▸ **The request**
Using the records below, report how many lines hold "JSON", with no extra text.

— begin Data lines —

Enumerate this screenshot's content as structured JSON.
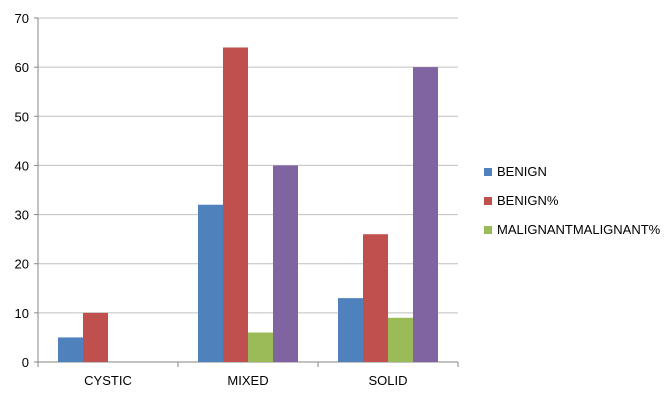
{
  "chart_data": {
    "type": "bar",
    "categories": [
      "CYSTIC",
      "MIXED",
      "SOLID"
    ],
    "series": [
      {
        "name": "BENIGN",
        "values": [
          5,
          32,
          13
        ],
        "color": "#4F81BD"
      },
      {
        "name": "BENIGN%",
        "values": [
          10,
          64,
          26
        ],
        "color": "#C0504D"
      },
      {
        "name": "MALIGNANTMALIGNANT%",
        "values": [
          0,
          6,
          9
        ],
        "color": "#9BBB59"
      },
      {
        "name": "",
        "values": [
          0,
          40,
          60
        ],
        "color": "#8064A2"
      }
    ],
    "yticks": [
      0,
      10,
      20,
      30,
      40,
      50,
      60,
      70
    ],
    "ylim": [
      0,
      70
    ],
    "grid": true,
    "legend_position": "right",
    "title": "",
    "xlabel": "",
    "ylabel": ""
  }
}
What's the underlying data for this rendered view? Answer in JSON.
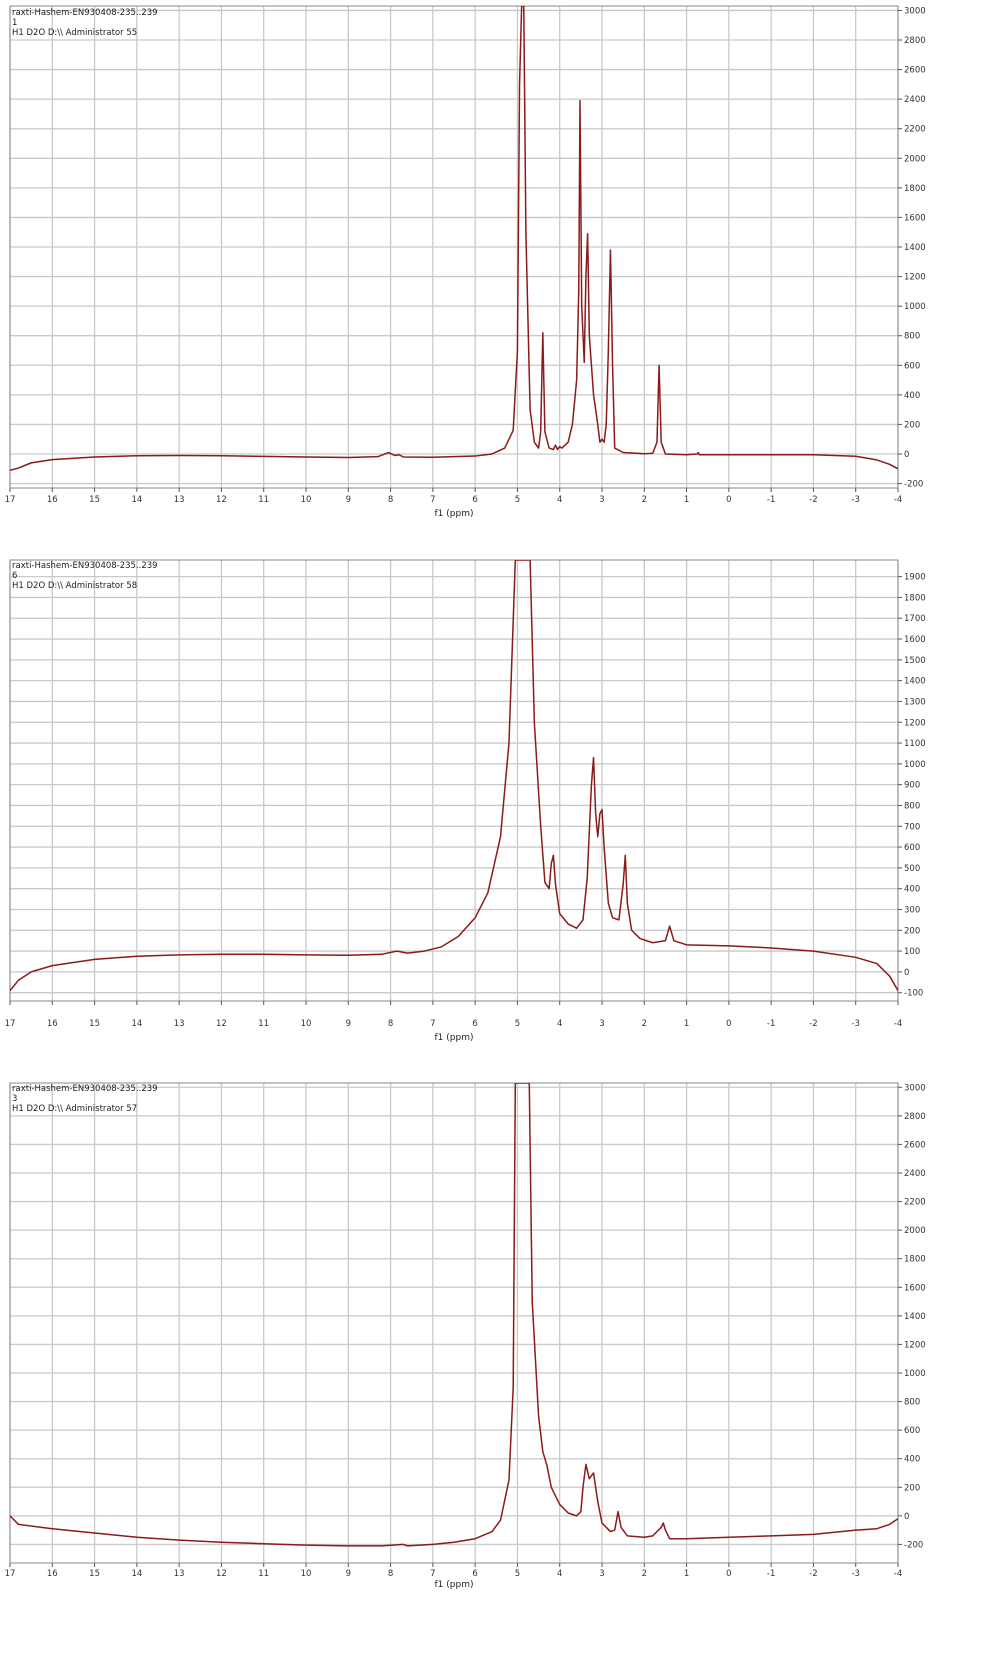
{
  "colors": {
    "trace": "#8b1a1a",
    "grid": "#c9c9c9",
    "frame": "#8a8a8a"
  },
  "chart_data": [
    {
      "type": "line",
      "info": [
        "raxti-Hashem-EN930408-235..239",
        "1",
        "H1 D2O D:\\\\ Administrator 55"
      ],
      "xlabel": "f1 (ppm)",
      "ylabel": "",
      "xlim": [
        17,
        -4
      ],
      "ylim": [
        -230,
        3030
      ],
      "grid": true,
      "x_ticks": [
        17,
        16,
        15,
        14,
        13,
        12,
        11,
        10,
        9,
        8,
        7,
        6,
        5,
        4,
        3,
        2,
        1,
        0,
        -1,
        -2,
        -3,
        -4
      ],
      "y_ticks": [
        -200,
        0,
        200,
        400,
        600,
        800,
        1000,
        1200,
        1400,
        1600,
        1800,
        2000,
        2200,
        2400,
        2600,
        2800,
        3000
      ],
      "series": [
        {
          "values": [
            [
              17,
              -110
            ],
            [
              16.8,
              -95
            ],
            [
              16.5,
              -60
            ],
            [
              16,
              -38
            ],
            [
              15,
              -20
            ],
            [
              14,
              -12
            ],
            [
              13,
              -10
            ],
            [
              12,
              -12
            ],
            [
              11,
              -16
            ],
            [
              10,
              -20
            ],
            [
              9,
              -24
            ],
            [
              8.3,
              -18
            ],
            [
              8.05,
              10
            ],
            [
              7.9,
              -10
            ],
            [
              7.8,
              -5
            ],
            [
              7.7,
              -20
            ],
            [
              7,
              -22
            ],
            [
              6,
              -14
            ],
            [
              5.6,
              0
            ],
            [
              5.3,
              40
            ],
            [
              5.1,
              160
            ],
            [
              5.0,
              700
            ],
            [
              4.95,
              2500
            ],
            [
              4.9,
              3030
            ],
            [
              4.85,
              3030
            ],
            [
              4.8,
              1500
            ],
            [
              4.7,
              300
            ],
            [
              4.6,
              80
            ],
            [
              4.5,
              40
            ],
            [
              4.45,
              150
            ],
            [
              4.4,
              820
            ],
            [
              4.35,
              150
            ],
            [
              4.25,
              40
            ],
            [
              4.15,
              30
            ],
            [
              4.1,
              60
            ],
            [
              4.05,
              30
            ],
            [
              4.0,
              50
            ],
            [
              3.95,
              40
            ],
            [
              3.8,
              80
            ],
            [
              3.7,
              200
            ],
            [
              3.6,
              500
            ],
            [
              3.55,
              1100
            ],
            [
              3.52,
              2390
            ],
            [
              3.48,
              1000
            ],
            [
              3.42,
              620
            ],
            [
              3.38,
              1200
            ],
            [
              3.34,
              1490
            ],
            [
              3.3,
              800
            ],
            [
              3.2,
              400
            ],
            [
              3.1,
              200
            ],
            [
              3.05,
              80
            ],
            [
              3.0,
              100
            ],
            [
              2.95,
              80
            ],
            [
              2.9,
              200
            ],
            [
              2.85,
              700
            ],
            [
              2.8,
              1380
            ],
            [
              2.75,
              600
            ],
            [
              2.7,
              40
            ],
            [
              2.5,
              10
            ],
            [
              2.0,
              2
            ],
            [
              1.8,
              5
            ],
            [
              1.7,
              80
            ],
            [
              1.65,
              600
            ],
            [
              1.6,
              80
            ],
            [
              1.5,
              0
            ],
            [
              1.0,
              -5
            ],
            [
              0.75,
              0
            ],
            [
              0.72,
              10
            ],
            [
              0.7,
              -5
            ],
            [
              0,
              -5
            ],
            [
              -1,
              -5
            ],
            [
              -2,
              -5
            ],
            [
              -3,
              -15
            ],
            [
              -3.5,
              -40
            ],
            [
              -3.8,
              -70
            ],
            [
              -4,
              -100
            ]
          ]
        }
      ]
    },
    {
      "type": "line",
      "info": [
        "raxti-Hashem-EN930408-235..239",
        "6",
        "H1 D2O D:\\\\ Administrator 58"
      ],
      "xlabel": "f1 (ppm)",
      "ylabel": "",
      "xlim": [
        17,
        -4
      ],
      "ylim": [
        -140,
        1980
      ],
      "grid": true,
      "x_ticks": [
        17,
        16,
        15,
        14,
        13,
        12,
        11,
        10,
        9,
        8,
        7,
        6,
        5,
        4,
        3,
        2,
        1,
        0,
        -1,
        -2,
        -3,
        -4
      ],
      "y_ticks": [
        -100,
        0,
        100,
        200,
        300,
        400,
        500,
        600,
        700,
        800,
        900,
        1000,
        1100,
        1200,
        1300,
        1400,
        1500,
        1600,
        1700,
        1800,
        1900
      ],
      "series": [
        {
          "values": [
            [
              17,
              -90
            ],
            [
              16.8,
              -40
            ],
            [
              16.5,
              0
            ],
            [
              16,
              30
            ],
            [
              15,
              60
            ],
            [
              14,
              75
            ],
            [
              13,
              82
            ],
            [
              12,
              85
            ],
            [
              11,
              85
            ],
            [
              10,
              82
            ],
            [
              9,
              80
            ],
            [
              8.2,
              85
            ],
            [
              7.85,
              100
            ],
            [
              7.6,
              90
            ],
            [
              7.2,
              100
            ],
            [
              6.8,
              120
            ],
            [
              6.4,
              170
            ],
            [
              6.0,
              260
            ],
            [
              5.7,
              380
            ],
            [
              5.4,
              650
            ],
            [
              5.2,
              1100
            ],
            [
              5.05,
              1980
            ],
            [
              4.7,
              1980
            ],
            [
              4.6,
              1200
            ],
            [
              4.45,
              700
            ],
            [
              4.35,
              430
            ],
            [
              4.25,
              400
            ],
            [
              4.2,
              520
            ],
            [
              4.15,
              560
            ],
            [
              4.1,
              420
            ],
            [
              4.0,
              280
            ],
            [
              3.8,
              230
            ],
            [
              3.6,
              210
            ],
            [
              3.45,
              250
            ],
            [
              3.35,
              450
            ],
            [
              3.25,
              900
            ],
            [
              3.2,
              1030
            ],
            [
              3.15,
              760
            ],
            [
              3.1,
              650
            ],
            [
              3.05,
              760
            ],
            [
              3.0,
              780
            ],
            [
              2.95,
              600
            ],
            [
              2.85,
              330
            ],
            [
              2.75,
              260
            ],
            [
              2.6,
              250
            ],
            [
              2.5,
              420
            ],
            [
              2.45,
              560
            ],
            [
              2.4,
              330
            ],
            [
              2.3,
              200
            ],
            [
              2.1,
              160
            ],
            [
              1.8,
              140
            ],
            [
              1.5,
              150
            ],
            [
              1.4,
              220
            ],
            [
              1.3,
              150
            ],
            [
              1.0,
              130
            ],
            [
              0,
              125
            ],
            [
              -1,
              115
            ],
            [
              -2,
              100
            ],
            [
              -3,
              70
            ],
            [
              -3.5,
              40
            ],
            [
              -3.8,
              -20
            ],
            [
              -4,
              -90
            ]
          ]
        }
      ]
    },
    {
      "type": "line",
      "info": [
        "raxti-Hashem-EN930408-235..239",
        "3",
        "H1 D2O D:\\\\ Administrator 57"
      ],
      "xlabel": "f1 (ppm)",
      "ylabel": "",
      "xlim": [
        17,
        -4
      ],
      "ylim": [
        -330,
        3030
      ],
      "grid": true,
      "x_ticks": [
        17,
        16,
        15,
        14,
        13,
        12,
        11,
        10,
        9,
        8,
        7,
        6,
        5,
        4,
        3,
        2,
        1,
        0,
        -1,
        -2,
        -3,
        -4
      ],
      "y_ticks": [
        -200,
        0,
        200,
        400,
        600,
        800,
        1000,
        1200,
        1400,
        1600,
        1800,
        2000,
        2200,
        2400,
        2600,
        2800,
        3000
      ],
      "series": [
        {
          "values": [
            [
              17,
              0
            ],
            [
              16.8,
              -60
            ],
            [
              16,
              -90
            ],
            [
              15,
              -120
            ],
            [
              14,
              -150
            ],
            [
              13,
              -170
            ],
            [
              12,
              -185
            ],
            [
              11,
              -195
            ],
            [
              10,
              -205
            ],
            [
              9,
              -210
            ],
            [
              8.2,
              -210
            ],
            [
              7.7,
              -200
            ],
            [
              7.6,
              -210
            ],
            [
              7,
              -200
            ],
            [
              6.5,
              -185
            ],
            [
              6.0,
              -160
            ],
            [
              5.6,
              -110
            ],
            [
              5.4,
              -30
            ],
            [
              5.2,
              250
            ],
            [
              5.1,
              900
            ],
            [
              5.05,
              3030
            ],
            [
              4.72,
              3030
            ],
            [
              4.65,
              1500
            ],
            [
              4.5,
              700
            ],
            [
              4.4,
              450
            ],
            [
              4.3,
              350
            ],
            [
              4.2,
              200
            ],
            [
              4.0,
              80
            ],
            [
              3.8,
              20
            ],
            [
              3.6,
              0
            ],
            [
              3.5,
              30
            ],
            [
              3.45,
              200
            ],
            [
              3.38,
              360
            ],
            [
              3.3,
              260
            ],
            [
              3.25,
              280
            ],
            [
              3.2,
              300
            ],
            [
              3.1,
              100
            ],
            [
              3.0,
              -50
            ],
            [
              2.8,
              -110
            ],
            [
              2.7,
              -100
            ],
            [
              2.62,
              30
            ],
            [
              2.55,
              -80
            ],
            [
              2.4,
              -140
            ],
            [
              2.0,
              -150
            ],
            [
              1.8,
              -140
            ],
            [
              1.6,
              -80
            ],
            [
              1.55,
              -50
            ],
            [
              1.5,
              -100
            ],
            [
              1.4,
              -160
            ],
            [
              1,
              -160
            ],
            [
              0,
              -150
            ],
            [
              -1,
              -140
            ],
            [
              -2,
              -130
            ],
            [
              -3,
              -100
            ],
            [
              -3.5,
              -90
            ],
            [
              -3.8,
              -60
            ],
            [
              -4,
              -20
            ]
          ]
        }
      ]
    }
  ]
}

— end Data lines —

▸ **Written solution**
2